Start

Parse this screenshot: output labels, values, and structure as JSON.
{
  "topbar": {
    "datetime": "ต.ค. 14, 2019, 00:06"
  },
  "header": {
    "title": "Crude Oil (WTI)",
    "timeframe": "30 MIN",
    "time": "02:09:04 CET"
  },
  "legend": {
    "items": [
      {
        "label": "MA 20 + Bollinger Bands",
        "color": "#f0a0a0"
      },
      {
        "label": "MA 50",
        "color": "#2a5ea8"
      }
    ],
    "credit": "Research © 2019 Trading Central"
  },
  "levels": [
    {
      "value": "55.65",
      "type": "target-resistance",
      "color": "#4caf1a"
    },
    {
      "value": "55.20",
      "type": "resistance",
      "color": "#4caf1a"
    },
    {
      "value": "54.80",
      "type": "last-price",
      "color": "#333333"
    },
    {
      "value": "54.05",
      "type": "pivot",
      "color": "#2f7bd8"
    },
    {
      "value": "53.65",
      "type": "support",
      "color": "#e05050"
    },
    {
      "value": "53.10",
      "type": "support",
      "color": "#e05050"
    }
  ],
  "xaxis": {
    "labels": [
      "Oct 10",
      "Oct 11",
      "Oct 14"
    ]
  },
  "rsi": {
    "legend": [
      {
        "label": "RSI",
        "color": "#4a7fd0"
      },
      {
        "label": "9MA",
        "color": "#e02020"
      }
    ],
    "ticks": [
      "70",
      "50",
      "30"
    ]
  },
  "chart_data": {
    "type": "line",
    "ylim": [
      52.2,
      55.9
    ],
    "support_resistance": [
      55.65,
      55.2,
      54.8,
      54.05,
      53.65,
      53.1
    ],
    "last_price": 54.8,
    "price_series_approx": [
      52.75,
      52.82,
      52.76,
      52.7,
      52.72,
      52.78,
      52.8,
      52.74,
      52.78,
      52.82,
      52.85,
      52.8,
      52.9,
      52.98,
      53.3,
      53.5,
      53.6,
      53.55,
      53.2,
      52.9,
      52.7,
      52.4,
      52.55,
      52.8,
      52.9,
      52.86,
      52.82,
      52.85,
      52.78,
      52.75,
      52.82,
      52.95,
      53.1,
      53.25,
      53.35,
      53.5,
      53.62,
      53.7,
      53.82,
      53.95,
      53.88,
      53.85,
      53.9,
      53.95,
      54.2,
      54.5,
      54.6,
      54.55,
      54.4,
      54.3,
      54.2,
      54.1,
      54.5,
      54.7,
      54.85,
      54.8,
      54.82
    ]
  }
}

End

Pull out all lines from the entries above in which the word "labels" appears.

Parse this screenshot: output labels, values, and structure as JSON.
    "labels": [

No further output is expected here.